**Records provided**.
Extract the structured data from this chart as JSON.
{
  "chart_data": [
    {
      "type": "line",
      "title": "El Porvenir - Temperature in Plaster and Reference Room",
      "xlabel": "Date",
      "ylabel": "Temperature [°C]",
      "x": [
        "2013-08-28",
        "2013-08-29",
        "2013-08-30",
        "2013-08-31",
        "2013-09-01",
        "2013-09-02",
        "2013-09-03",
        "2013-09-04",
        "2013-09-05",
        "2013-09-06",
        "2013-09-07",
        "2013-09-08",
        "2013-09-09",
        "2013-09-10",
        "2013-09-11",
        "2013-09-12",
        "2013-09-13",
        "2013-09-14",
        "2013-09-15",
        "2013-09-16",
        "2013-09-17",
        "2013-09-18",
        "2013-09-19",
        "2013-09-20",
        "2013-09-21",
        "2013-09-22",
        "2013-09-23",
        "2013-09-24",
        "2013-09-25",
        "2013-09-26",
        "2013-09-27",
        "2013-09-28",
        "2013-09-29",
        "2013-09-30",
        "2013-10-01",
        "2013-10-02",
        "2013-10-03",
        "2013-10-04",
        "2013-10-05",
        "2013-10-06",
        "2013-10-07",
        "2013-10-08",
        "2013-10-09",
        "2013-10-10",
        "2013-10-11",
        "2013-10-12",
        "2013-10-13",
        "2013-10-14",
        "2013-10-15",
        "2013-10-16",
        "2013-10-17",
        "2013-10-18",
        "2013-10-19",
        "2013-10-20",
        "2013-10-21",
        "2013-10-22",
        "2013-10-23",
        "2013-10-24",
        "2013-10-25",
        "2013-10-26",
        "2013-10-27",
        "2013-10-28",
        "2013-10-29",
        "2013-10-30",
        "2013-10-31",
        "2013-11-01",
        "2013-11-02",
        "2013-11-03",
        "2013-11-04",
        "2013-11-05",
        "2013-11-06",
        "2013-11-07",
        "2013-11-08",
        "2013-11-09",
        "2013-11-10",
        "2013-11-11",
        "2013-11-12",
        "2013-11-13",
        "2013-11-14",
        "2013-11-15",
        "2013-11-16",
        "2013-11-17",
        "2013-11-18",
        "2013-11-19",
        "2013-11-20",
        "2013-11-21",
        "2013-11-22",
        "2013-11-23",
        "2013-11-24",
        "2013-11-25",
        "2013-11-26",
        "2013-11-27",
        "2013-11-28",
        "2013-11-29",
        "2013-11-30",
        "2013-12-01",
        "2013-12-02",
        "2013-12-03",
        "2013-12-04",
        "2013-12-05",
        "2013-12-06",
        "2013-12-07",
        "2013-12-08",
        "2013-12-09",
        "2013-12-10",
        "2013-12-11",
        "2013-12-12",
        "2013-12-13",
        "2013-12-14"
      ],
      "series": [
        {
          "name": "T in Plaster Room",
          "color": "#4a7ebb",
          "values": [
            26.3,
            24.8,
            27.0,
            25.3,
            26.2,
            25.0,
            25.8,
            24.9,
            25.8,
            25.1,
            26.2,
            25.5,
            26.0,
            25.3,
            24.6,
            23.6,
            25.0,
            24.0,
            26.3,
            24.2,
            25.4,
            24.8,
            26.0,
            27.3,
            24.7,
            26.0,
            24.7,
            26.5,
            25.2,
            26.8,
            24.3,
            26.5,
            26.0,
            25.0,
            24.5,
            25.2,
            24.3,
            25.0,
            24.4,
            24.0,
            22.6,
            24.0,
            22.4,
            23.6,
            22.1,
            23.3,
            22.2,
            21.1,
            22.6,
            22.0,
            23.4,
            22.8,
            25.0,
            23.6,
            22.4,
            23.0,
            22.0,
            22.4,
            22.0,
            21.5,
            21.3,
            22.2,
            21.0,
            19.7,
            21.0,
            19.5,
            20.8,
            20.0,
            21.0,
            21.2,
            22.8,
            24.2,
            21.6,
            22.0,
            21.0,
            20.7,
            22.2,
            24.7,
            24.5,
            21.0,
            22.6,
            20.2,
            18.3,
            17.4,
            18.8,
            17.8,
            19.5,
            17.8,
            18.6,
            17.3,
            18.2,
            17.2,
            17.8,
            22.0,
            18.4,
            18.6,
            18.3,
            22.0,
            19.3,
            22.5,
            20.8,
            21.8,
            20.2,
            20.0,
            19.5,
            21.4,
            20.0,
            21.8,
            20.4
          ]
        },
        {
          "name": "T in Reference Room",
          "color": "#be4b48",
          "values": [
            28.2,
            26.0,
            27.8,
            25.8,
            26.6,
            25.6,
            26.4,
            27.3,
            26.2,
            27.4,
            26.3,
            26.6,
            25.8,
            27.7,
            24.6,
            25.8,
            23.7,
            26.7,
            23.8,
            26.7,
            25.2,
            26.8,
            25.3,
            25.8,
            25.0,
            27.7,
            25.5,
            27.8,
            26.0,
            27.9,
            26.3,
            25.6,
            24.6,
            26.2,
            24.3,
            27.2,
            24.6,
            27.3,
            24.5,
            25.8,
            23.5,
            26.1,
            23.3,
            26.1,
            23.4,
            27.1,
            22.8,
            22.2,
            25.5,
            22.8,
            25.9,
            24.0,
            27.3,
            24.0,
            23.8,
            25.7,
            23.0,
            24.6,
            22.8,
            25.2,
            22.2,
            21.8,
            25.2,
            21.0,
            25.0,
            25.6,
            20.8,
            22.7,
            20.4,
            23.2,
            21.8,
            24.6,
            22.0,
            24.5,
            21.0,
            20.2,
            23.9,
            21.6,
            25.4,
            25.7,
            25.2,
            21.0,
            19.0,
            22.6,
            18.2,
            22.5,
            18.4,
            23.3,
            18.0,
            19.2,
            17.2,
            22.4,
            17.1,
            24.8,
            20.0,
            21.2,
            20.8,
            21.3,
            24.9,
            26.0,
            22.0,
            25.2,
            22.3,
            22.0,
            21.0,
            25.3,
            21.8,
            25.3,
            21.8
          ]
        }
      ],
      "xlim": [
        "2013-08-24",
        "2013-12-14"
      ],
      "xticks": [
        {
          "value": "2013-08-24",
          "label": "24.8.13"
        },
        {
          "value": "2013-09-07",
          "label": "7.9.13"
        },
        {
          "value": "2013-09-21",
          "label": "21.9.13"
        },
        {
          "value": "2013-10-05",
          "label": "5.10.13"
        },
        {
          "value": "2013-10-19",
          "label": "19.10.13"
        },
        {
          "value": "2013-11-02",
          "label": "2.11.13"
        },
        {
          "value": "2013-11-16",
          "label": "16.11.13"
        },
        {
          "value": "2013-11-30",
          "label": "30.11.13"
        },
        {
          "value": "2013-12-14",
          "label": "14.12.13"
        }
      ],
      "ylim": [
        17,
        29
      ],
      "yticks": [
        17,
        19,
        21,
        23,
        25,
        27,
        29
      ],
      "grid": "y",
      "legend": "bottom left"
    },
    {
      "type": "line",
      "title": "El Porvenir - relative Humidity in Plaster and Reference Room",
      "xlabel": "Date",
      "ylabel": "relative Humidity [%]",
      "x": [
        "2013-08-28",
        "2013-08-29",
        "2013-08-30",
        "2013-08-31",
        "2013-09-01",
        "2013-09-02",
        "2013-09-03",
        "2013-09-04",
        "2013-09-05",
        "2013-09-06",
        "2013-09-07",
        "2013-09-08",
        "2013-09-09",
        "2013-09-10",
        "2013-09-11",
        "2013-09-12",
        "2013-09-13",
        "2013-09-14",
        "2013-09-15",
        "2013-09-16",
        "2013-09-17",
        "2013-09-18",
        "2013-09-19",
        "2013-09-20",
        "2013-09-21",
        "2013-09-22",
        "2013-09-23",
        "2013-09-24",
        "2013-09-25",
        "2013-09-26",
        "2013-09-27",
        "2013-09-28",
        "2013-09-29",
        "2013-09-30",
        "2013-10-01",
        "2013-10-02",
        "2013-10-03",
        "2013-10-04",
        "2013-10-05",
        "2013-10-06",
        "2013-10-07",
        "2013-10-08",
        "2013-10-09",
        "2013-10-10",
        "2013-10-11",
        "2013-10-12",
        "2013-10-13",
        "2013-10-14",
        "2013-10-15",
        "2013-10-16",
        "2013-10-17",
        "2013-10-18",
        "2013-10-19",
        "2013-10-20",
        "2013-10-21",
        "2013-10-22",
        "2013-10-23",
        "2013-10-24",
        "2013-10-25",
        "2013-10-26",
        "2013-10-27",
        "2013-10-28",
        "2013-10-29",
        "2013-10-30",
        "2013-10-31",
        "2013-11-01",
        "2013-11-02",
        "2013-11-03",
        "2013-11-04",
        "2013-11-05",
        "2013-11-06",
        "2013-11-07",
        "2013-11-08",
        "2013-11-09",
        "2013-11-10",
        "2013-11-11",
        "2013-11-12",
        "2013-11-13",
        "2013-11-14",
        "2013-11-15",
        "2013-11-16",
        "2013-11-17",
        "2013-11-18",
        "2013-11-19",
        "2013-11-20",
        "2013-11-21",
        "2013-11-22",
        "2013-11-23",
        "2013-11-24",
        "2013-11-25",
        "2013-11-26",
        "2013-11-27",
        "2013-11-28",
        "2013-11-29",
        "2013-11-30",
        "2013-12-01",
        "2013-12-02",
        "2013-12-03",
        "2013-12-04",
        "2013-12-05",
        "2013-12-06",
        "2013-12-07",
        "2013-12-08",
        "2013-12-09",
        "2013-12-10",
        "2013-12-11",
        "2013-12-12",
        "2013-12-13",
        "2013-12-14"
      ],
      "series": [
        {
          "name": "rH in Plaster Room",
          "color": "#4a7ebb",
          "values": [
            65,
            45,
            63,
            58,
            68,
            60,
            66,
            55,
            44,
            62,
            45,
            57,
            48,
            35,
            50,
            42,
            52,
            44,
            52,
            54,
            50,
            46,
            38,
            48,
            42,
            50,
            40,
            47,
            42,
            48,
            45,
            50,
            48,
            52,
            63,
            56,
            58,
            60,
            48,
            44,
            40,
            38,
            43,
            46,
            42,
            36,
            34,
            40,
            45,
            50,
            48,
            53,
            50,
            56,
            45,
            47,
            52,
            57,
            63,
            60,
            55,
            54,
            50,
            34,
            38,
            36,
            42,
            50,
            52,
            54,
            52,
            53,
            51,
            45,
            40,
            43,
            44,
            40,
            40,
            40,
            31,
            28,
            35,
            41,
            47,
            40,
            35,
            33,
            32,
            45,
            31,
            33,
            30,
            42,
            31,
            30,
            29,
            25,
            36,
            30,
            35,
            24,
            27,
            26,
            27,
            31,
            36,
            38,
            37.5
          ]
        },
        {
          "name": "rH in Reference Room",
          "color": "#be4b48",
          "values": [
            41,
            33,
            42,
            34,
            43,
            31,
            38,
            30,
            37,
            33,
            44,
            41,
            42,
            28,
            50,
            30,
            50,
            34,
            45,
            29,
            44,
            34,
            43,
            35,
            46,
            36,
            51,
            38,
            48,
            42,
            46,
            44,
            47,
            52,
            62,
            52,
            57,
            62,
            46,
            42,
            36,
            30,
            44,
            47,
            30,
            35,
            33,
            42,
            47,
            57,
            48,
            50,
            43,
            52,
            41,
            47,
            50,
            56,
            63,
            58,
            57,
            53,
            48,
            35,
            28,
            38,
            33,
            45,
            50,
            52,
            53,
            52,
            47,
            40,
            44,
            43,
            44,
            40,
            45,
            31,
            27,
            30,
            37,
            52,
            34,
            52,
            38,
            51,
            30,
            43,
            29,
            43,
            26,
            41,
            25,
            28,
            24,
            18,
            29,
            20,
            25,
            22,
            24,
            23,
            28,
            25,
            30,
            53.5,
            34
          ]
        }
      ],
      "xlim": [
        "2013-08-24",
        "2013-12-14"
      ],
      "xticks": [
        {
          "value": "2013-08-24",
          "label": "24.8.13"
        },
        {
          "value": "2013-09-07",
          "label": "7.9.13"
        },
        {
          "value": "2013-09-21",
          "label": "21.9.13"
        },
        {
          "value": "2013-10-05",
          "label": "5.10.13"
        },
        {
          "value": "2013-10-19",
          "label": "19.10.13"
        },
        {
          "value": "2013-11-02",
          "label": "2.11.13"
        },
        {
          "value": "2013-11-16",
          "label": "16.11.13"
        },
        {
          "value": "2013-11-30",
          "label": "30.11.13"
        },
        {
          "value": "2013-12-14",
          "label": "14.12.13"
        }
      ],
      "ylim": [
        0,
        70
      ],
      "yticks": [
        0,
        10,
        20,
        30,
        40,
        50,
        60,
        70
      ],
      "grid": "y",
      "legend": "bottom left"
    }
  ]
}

**Problem statement**. Report the number of lines in the listing above that include the word "Humidity", and nothing else.

**Expected output**. 2